** begin EXCERPT PROVIDED **
When a Twitter user pointed the publisher Devolver Digital to a video about the game, Hart jokingly suggested that they collaborate on releasing the game despite intending to complete it by himself. However, he and the company began discussing the idea and eventually agreed to a publishing deal. Devolver Digital announced its involvement in August 2014, scheduling the game's release for early 2015. The new version, subtitled "For a Few Gun More, was expanded to feature eleven playable characters and up to nine players in offline or online multiplayer. The 2012 alpha version remained available for free. A Fistful of Gun was exhibited at the Indie Megabooth at the 2014 PAX Prime event and at 2015's PAX East.

In August 2015, Devolver Digital announced the release date for A Fistful of Gun as 24 September 2015. Later that month, the company released a trailer introducing the player characters, followed by a launch trailer in September. A Fistful of Gun was released via Steam, GOG.com, and the Humble Store. The game's servers suffered outages during the weekend after the launch. A Halloween update, Undeadorado, was released on 29 October 2015. Surasshu released A Fistful of Guns soundtrack, featuring one track with vocals by Eldad and lyrics by Eldad and Lee Williams, via Bandcamp on 29 April 2016.
** end EXCERPT PROVIDED **
** begin PROVIDED MATERIAL **
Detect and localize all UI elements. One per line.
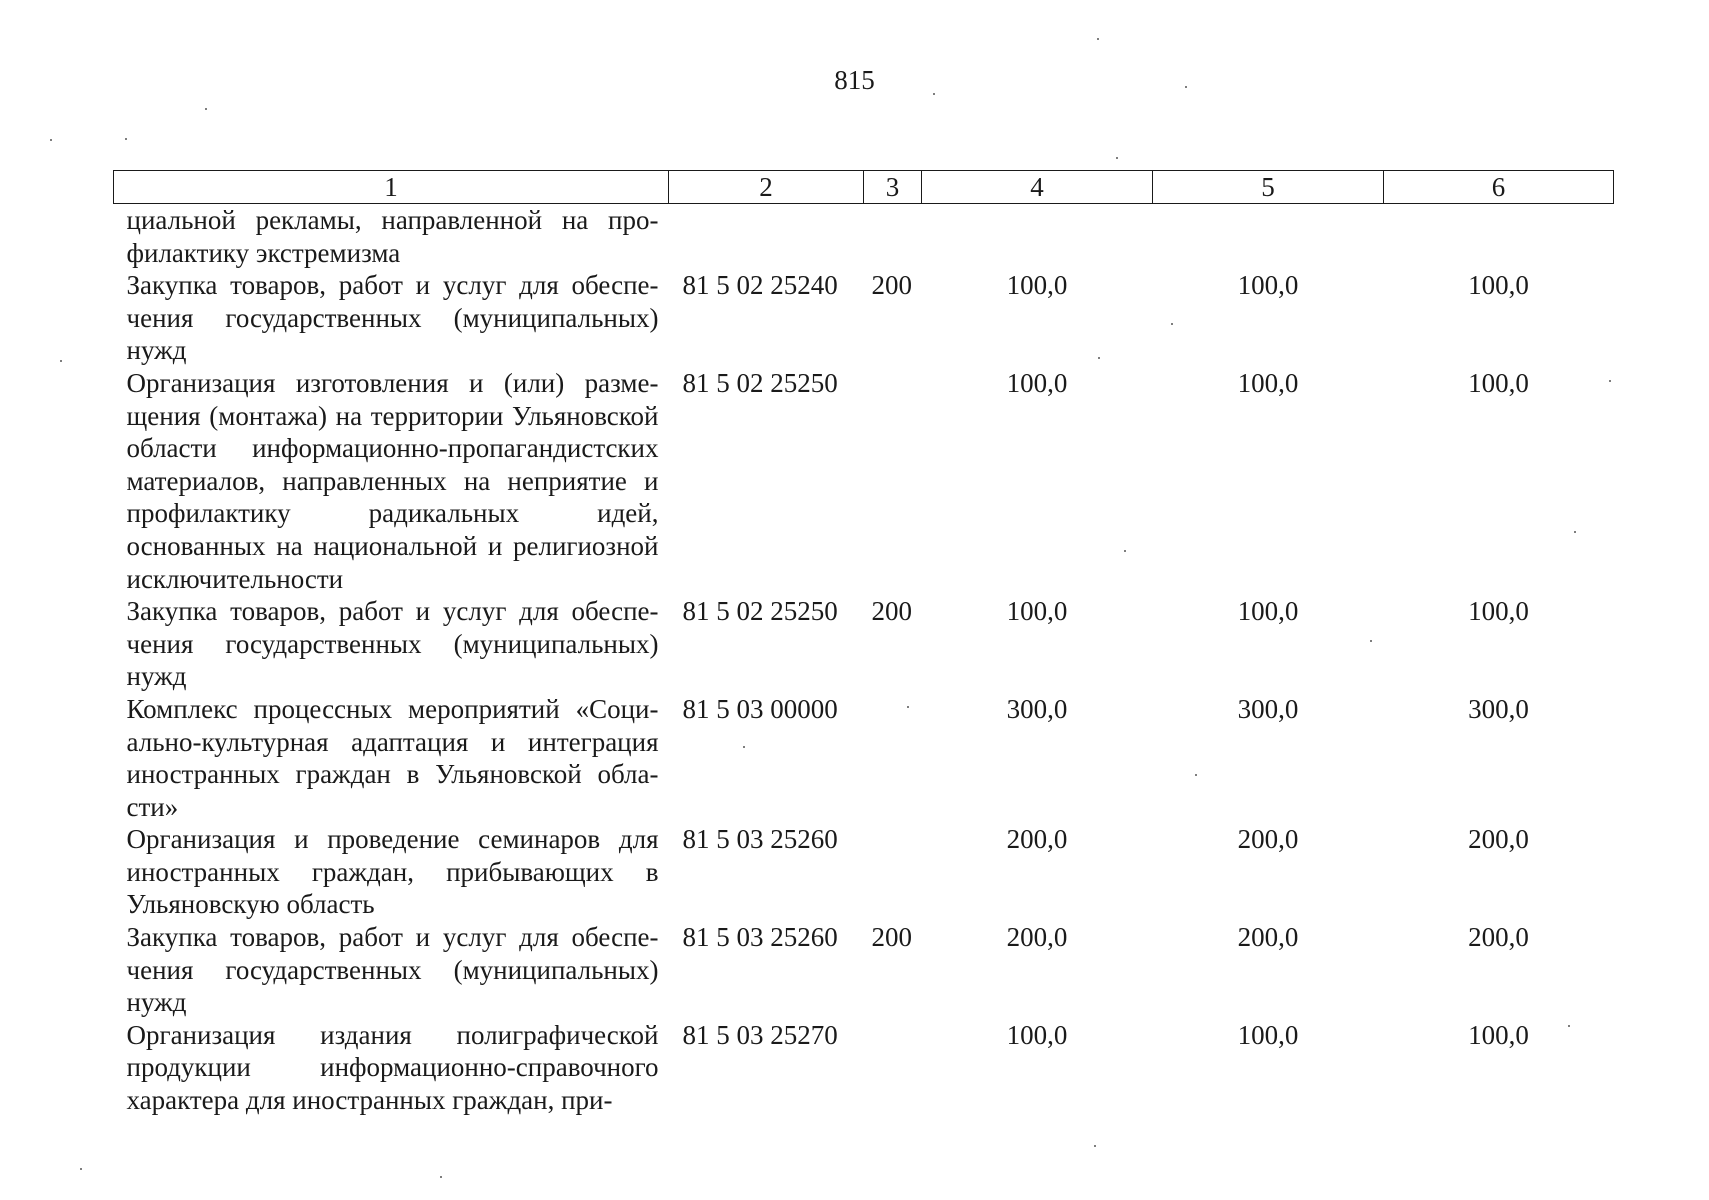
** end PROVIDED MATERIAL **
Transcribe the excerpt on A Fistful of Gun verbatim, starting at "In August 2015, Devolver" and ending at "29 April 2016.".

In August 2015, Devolver Digital announced the release date for A Fistful of Gun as 24 September 2015. Later that month, the company released a trailer introducing the player characters, followed by a launch trailer in September. A Fistful of Gun was released via Steam, GOG.com, and the Humble Store. The game's servers suffered outages during the weekend after the launch. A Halloween update, Undeadorado, was released on 29 October 2015. Surasshu released A Fistful of Guns soundtrack, featuring one track with vocals by Eldad and lyrics by Eldad and Lee Williams, via Bandcamp on 29 April 2016.